##### Reading passage

Making DOOM 3 Mods : Vis Portals
Here is a simple donut map 8 portals in it. When this level is compiled, it creates 8 areas. Those areas are numbered 1-8 in the screenshot below.

When Doom 3 renders the level, it first renders the area the view is in then it flows through all visible portals rendering each area it encounters. In this example, it would render area 3, then it would render areas 2 and 5, then areas 1 and 8, then maybe areas 4 and 7.

If a level has no vis portals in it, there is only one area so the entire level is rendered every frame.

The renderer determines visibility between areas by doing unions of the screen space rectangles between the areas. The following in-game screenshots should make that statement a little easier to understand.




Walls

Notice how the renderer only uses the portals for determining visibility, it does not use geometry at all. If you have a wall in between two portals, it will still render what's on the other side of the wall unless there is another portal in between to divide the room into two areas.

Doors

If a vis portal is placed inside a door, the door will automatically close the portal when the door is closed. You can do the same thing manually through func_portal entities (these are handy for complex doors like airlocks).

Batches

The downside to portals is that they create extra triangles and extra batches. Video cards are set up to handle a small number of batches with a large number of triangles per batch. All the triangles in a single area with the same texture are put into a batch. When you create a vis portal, it splits the geometry, and adds more batches. This is normally not a problem unless you have a lot of areas with only a hand full of triangles in them.

##########
##### Information supplied

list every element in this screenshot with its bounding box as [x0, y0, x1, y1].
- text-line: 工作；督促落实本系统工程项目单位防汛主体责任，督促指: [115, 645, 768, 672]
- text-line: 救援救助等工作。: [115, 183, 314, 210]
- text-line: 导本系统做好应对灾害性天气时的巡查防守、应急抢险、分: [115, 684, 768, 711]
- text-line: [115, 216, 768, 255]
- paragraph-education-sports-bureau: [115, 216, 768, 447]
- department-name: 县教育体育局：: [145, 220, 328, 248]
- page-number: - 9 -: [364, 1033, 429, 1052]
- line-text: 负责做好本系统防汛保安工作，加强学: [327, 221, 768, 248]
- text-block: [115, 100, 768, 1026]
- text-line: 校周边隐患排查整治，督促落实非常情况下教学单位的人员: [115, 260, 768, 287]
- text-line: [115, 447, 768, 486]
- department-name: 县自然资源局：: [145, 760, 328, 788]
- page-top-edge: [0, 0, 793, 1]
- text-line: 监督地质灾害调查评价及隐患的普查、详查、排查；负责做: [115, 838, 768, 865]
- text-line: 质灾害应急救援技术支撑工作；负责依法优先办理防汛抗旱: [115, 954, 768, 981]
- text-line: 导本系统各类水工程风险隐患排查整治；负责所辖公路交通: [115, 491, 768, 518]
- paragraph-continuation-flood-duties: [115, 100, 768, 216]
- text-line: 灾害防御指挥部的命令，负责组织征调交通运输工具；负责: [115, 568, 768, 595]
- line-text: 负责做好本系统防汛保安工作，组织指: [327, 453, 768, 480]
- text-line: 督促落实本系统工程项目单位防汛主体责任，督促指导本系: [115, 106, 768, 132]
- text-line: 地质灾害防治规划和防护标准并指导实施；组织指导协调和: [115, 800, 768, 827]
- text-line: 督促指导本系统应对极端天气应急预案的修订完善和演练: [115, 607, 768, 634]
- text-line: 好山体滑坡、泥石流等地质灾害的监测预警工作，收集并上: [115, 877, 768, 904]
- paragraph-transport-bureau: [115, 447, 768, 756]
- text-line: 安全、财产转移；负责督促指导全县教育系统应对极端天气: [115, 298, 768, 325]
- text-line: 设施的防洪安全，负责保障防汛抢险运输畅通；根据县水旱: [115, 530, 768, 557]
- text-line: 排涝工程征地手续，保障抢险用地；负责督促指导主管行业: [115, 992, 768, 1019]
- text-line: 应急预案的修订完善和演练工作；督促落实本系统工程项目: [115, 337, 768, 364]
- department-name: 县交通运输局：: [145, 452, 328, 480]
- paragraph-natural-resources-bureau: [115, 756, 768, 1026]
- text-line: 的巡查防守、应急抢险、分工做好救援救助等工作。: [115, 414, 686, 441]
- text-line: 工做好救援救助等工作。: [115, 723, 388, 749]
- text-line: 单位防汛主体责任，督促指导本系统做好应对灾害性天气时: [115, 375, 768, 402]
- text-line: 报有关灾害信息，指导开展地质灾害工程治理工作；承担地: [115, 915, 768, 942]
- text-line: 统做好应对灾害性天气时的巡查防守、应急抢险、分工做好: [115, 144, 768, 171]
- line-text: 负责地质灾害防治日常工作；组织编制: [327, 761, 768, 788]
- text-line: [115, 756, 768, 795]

##########

▸ Task prompt
How might the guide on Doom 3 vis portals continue after its last sentence? Write the next part.

▸ Final answer
Testing

To test the visibility in your own map, use the following cvars:

r_showTris 2
r_useScissor 0
r_showPortals 1

Scissors

To further improve rendering speeds, the Doom 3 engine utilized scissors when rendering areas through a portal. These scissors prevent geometry outside the portal rectangle from being drawn by the video card. This is not a magic cure however, because the data is still being sent to the video card, it's just that the video card is ignoring it.

If you do not set r_useScissor 0 then you will not see the full extents of what is being rendered. You will only see what the video card is actually drawing. Remember, just because your video card is throwing away the geometry doesn't mean it's free. Your CPU still has to waste time sending the data to the video card. This is a very slow process. You don't want your computer to waste time sending a lot of data to the graphics card just to have it thrown away.

Here is the same scene with scissors enabled:

Remember, always test your portals with scissors disabled!